#### EXTRACTED MATERIAL

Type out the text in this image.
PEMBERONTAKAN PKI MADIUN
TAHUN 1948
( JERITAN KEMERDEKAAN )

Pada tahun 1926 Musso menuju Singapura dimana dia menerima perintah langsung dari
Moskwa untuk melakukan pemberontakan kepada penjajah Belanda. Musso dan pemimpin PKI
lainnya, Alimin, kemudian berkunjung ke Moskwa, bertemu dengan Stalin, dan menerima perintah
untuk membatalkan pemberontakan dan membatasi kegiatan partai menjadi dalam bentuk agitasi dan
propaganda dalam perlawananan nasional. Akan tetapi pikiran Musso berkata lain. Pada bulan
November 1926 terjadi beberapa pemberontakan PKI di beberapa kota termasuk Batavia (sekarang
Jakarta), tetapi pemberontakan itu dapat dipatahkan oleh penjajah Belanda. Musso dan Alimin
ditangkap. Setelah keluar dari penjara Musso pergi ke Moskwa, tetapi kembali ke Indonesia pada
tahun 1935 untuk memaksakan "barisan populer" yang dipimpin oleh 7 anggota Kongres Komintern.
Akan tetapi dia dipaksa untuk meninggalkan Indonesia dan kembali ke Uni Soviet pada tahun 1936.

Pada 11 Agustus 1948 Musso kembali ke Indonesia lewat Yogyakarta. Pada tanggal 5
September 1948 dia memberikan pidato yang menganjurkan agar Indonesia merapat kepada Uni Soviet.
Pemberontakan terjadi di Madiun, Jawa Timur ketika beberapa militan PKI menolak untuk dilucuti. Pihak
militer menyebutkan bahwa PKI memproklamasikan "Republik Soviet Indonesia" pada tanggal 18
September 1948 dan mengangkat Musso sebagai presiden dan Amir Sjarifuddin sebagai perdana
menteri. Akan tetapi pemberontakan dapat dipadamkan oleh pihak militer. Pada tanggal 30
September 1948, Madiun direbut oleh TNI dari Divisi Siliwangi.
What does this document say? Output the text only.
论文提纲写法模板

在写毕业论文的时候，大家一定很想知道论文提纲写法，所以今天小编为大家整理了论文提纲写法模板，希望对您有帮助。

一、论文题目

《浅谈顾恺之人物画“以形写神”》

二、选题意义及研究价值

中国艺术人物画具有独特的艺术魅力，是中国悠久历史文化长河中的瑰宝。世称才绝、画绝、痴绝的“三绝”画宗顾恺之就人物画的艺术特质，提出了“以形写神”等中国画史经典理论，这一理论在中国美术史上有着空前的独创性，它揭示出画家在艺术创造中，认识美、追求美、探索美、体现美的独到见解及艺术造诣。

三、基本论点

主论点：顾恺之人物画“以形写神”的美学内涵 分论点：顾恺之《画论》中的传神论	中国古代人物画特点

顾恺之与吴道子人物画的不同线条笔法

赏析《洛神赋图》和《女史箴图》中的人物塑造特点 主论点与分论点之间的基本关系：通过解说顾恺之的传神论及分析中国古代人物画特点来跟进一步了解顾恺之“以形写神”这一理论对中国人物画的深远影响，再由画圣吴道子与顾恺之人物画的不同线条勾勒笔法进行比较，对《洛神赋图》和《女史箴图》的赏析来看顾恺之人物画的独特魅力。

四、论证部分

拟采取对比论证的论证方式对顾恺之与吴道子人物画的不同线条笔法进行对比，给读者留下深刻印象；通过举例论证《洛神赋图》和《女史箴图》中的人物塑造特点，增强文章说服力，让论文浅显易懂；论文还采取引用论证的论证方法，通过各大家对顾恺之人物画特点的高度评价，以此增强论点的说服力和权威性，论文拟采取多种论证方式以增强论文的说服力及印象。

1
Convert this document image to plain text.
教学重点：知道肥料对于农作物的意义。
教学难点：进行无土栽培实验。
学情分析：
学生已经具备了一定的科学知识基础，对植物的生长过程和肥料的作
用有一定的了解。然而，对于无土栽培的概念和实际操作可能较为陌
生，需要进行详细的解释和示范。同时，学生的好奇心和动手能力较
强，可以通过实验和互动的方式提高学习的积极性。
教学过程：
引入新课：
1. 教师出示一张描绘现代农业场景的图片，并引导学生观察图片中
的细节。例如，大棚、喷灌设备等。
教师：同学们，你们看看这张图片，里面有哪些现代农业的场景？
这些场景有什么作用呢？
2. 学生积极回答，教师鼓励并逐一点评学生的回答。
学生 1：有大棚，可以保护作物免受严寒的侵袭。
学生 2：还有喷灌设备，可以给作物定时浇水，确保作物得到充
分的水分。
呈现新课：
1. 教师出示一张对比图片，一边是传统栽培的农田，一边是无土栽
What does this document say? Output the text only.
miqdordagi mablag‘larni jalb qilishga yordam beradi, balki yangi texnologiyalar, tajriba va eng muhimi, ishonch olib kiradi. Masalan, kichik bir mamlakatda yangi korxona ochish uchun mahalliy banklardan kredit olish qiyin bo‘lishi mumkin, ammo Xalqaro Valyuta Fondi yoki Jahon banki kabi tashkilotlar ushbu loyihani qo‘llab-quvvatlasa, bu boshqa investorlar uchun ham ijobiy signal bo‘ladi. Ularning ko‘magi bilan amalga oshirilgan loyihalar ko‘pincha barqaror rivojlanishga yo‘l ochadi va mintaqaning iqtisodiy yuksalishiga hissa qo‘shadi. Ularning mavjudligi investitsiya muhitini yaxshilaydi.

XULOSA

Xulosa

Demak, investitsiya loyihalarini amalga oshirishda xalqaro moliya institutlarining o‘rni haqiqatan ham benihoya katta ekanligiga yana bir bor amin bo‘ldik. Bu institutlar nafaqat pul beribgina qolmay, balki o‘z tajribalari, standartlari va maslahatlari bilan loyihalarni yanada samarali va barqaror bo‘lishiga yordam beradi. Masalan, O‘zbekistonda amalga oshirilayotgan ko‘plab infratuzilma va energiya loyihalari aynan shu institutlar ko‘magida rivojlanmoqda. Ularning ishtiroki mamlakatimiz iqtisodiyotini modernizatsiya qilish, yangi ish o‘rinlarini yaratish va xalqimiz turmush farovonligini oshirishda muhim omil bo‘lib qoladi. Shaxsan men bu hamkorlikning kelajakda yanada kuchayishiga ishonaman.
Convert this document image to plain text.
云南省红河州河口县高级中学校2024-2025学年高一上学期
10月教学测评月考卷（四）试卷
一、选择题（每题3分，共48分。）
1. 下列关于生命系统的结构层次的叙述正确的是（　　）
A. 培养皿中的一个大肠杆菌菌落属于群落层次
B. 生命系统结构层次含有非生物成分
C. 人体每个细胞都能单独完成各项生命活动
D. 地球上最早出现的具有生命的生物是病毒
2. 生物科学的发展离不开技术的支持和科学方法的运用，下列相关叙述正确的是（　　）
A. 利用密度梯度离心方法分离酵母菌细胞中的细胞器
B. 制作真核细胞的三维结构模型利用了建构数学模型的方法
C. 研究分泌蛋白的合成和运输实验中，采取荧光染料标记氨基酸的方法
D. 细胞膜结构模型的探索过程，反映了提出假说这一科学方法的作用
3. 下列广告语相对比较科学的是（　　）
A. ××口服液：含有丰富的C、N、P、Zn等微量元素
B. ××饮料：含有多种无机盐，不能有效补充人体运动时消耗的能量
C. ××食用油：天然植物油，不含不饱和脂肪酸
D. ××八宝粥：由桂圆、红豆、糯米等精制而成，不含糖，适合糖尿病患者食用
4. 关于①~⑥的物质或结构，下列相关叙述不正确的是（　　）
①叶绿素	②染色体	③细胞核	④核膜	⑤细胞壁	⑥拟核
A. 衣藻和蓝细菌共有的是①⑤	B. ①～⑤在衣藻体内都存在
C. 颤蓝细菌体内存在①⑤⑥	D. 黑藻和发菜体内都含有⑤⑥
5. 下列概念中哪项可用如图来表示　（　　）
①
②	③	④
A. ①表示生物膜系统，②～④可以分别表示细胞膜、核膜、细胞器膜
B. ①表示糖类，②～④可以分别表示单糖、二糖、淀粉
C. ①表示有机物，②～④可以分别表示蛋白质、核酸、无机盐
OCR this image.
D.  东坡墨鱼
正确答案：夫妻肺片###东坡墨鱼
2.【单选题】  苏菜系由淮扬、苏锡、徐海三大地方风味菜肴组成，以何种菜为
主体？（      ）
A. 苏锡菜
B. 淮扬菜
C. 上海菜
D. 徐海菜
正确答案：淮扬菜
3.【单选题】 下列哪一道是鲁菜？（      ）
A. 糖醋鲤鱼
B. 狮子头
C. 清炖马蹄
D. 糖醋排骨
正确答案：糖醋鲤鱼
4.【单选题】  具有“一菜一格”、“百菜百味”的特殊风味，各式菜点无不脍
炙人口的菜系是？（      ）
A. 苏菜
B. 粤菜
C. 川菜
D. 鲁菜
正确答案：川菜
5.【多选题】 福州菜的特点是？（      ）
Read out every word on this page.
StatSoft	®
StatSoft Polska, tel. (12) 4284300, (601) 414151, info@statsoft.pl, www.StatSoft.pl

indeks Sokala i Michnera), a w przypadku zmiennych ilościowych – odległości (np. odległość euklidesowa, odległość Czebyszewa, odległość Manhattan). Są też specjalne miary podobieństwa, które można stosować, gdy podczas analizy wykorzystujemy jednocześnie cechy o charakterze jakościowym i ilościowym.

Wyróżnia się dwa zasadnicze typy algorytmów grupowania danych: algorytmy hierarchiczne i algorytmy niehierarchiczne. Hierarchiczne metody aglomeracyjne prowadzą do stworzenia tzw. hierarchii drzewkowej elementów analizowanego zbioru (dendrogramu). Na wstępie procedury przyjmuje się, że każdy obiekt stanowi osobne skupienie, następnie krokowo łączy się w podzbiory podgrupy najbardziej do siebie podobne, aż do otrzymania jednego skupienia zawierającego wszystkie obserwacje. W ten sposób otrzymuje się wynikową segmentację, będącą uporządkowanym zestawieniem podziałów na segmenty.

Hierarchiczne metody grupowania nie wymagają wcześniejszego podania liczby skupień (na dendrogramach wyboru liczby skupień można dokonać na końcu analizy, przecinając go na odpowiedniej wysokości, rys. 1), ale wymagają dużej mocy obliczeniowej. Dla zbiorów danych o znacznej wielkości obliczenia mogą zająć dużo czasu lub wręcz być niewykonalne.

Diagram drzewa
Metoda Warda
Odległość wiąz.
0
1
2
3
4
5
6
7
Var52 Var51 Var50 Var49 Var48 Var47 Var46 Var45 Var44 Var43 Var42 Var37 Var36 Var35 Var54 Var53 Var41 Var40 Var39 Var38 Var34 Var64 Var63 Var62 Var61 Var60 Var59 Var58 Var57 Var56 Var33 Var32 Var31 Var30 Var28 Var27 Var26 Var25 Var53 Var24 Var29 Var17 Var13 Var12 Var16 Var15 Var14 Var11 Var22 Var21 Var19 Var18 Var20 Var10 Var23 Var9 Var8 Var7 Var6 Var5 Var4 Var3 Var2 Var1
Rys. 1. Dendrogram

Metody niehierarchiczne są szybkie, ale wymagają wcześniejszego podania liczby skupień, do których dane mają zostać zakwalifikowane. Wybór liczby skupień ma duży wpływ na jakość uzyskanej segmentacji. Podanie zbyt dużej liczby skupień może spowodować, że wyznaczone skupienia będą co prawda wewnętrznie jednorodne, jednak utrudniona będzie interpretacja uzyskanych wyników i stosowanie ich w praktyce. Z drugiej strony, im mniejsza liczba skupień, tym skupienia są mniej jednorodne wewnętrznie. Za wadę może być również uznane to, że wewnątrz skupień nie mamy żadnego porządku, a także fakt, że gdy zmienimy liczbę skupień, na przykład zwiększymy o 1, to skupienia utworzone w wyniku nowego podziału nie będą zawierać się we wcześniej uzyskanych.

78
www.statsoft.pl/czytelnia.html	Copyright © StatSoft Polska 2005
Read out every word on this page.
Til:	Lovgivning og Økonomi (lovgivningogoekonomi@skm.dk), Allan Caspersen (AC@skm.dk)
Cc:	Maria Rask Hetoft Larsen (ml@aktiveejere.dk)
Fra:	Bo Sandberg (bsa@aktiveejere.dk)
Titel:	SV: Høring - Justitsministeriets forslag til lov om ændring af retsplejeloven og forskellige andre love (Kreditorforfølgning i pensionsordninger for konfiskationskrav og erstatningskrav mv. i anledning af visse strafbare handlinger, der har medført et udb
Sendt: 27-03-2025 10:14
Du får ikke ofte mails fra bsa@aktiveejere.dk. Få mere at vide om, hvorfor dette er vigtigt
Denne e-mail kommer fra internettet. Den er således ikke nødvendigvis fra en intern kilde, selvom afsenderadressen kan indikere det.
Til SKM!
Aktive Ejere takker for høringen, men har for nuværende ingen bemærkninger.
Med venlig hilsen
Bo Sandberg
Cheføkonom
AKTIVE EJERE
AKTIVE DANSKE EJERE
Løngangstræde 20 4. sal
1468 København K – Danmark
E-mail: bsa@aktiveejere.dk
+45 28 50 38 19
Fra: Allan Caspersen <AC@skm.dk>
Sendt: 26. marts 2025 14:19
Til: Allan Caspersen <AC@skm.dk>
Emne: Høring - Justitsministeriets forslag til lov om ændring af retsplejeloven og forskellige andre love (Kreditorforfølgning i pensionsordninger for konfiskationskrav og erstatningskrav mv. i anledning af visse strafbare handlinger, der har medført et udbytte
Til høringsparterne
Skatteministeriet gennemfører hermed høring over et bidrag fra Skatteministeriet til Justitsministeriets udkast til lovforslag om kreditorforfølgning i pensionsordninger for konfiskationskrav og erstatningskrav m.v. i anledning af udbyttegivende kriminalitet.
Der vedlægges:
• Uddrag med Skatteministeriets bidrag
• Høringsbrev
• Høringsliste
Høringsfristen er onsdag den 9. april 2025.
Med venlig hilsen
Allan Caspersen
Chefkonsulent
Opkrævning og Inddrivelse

########

AIM
Determine how many lines of the data contain the word "untuk", and reply with that number only.

FULL SOLUTION
5